[DATASET EXCERPTS]
* begin *

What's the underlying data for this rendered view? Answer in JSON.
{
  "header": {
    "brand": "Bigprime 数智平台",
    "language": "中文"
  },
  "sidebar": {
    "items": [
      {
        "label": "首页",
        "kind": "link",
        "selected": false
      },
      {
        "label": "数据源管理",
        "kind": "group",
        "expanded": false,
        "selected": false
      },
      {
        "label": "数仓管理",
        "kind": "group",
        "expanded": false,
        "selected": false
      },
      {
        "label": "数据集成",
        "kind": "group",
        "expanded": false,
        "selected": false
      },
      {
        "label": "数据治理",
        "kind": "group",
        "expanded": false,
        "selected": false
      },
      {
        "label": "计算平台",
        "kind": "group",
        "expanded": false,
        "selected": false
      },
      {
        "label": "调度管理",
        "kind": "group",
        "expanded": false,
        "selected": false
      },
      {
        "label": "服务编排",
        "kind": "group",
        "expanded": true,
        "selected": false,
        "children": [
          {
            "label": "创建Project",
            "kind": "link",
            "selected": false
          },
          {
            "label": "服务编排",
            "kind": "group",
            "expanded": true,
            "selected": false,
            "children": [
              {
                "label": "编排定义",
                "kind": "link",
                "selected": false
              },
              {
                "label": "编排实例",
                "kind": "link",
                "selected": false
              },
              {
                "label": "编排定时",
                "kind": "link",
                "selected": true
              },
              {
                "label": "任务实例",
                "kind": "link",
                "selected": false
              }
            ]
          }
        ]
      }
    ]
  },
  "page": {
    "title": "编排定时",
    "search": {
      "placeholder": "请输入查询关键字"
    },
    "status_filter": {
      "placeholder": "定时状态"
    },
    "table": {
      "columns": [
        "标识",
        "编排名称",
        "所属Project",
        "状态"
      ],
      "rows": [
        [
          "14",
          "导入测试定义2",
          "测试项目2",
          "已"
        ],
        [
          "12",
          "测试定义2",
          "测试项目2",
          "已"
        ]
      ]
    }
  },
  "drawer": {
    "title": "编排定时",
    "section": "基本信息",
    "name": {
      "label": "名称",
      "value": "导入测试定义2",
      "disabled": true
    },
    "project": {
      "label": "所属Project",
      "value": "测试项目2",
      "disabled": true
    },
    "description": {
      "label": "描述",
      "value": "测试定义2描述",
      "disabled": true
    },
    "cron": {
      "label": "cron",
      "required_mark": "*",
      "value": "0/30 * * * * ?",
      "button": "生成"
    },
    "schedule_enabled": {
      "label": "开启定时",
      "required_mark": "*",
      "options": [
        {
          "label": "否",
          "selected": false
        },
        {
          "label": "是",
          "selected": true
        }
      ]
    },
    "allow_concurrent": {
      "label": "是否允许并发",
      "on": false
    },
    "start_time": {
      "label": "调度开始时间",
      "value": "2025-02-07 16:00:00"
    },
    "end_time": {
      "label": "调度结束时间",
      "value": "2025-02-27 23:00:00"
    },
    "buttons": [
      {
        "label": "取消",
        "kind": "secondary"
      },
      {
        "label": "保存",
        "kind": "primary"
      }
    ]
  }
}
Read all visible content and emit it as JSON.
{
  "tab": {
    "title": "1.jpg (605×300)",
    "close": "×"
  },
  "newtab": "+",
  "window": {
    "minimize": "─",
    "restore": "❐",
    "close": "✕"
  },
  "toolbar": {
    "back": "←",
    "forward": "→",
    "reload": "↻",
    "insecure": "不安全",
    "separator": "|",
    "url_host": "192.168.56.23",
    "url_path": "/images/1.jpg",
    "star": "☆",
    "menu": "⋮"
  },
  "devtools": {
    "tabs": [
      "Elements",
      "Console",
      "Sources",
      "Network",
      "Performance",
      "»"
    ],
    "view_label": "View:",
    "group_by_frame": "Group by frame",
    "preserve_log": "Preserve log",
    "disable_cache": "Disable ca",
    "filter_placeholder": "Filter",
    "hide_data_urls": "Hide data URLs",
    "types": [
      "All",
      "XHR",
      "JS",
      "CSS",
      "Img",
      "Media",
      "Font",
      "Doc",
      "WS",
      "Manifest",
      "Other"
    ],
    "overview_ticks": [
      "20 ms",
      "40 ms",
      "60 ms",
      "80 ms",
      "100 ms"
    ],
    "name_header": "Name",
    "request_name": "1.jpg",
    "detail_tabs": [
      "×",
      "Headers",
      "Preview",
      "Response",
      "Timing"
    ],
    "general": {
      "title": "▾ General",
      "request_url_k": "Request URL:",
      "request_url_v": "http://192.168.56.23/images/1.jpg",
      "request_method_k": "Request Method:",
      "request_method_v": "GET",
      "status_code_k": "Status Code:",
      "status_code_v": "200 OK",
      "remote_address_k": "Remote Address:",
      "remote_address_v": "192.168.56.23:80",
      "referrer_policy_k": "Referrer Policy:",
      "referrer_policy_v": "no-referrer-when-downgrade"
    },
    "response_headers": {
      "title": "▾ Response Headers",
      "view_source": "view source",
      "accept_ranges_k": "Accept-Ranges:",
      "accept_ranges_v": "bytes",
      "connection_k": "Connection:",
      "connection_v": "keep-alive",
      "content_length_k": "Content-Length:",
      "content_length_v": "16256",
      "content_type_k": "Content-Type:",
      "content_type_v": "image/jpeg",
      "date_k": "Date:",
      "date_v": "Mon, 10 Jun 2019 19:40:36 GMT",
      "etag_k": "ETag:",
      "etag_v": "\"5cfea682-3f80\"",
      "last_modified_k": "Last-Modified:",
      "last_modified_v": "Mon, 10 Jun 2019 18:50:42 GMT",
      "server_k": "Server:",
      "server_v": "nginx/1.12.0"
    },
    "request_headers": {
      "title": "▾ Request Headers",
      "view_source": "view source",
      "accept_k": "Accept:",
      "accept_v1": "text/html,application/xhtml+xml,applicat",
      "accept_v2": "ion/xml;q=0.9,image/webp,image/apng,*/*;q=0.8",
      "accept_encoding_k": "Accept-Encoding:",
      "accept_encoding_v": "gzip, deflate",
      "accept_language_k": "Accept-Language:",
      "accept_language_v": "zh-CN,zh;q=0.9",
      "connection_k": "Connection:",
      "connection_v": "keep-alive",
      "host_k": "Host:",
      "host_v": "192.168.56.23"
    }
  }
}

* end *

[THE REQUEST]
Reproduce the whole listing word for word.

[ANSWER TO THE EXERCISE]
What's the underlying data for this rendered view? Answer in JSON.
{
  "header": {
    "brand": "Bigprime 数智平台",
    "language": "中文"
  },
  "sidebar": {
    "items": [
      {
        "label": "首页",
        "kind": "link",
        "selected": false
      },
      {
        "label": "数据源管理",
        "kind": "group",
        "expanded": false,
        "selected": false
      },
      {
        "label": "数仓管理",
        "kind": "group",
        "expanded": false,
        "selected": false
      },
      {
        "label": "数据集成",
        "kind": "group",
        "expanded": false,
        "selected": false
      },
      {
        "label": "数据治理",
        "kind": "group",
        "expanded": false,
        "selected": false
      },
      {
        "label": "计算平台",
        "kind": "group",
        "expanded": false,
        "selected": false
      },
      {
        "label": "调度管理",
        "kind": "group",
        "expanded": false,
        "selected": false
      },
      {
        "label": "服务编排",
        "kind": "group",
        "expanded": true,
        "selected": false,
        "children": [
          {
            "label": "创建Project",
            "kind": "link",
            "selected": false
          },
          {
            "label": "服务编排",
            "kind": "group",
            "expanded": true,
            "selected": false,
            "children": [
              {
                "label": "编排定义",
                "kind": "link",
                "selected": false
              },
              {
                "label": "编排实例",
                "kind": "link",
                "selected": false
              },
              {
                "label": "编排定时",
                "kind": "link",
                "selected": true
              },
              {
                "label": "任务实例",
                "kind": "link",
                "selected": false
              }
            ]
          }
        ]
      }
    ]
  },
  "page": {
    "title": "编排定时",
    "search": {
      "placeholder": "请输入查询关键字"
    },
    "status_filter": {
      "placeholder": "定时状态"
    },
    "table": {
      "columns": [
        "标识",
        "编排名称",
        "所属Project",
        "状态"
      ],
      "rows": [
        [
          "14",
          "导入测试定义2",
          "测试项目2",
          "已"
        ],
        [
          "12",
          "测试定义2",
          "测试项目2",
          "已"
        ]
      ]
    }
  },
  "drawer": {
    "title": "编排定时",
    "section": "基本信息",
    "name": {
      "label": "名称",
      "value": "导入测试定义2",
      "disabled": true
    },
    "project": {
      "label": "所属Project",
      "value": "测试项目2",
      "disabled": true
    },
    "description": {
      "label": "描述",
      "value": "测试定义2描述",
      "disabled": true
    },
    "cron": {
      "label": "cron",
      "required_mark": "*",
      "value": "0/30 * * * * ?",
      "button": "生成"
    },
    "schedule_enabled": {
      "label": "开启定时",
      "required_mark": "*",
      "options": [
        {
          "label": "否",
          "selected": false
        },
        {
          "label": "是",
          "selected": true
        }
      ]
    },
    "allow_concurrent": {
      "label": "是否允许并发",
      "on": false
    },
    "start_time": {
      "label": "调度开始时间",
      "value": "2025-02-07 16:00:00"
    },
    "end_time": {
      "label": "调度结束时间",
      "value": "2025-02-27 23:00:00"
    },
    "buttons": [
      {
        "label": "取消",
        "kind": "secondary"
      },
      {
        "label": "保存",
        "kind": "primary"
      }
    ]
  }
}
Read all visible content and emit it as JSON.
{
  "tab": {
    "title": "1.jpg (605×300)",
    "close": "×"
  },
  "newtab": "+",
  "window": {
    "minimize": "─",
    "restore": "❐",
    "close": "✕"
  },
  "toolbar": {
    "back": "←",
    "forward": "→",
    "reload": "↻",
    "insecure": "不安全",
    "separator": "|",
    "url_host": "192.168.56.23",
    "url_path": "/images/1.jpg",
    "star": "☆",
    "menu": "⋮"
  },
  "devtools": {
    "tabs": [
      "Elements",
      "Console",
      "Sources",
      "Network",
      "Performance",
      "»"
    ],
    "view_label": "View:",
    "group_by_frame": "Group by frame",
    "preserve_log": "Preserve log",
    "disable_cache": "Disable ca",
    "filter_placeholder": "Filter",
    "hide_data_urls": "Hide data URLs",
    "types": [
      "All",
      "XHR",
      "JS",
      "CSS",
      "Img",
      "Media",
      "Font",
      "Doc",
      "WS",
      "Manifest",
      "Other"
    ],
    "overview_ticks": [
      "20 ms",
      "40 ms",
      "60 ms",
      "80 ms",
      "100 ms"
    ],
    "name_header": "Name",
    "request_name": "1.jpg",
    "detail_tabs": [
      "×",
      "Headers",
      "Preview",
      "Response",
      "Timing"
    ],
    "general": {
      "title": "▾ General",
      "request_url_k": "Request URL:",
      "request_url_v": "http://192.168.56.23/images/1.jpg",
      "request_method_k": "Request Method:",
      "request_method_v": "GET",
      "status_code_k": "Status Code:",
      "status_code_v": "200 OK",
      "remote_address_k": "Remote Address:",
      "remote_address_v": "192.168.56.23:80",
      "referrer_policy_k": "Referrer Policy:",
      "referrer_policy_v": "no-referrer-when-downgrade"
    },
    "response_headers": {
      "title": "▾ Response Headers",
      "view_source": "view source",
      "accept_ranges_k": "Accept-Ranges:",
      "accept_ranges_v": "bytes",
      "connection_k": "Connection:",
      "connection_v": "keep-alive",
      "content_length_k": "Content-Length:",
      "content_length_v": "16256",
      "content_type_k": "Content-Type:",
      "content_type_v": "image/jpeg",
      "date_k": "Date:",
      "date_v": "Mon, 10 Jun 2019 19:40:36 GMT",
      "etag_k": "ETag:",
      "etag_v": "\"5cfea682-3f80\"",
      "last_modified_k": "Last-Modified:",
      "last_modified_v": "Mon, 10 Jun 2019 18:50:42 GMT",
      "server_k": "Server:",
      "server_v": "nginx/1.12.0"
    },
    "request_headers": {
      "title": "▾ Request Headers",
      "view_source": "view source",
      "accept_k": "Accept:",
      "accept_v1": "text/html,application/xhtml+xml,applicat",
      "accept_v2": "ion/xml;q=0.9,image/webp,image/apng,*/*;q=0.8",
      "accept_encoding_k": "Accept-Encoding:",
      "accept_encoding_v": "gzip, deflate",
      "accept_language_k": "Accept-Language:",
      "accept_language_v": "zh-CN,zh;q=0.9",
      "connection_k": "Connection:",
      "connection_v": "keep-alive",
      "host_k": "Host:",
      "host_v": "192.168.56.23"
    }
  }
}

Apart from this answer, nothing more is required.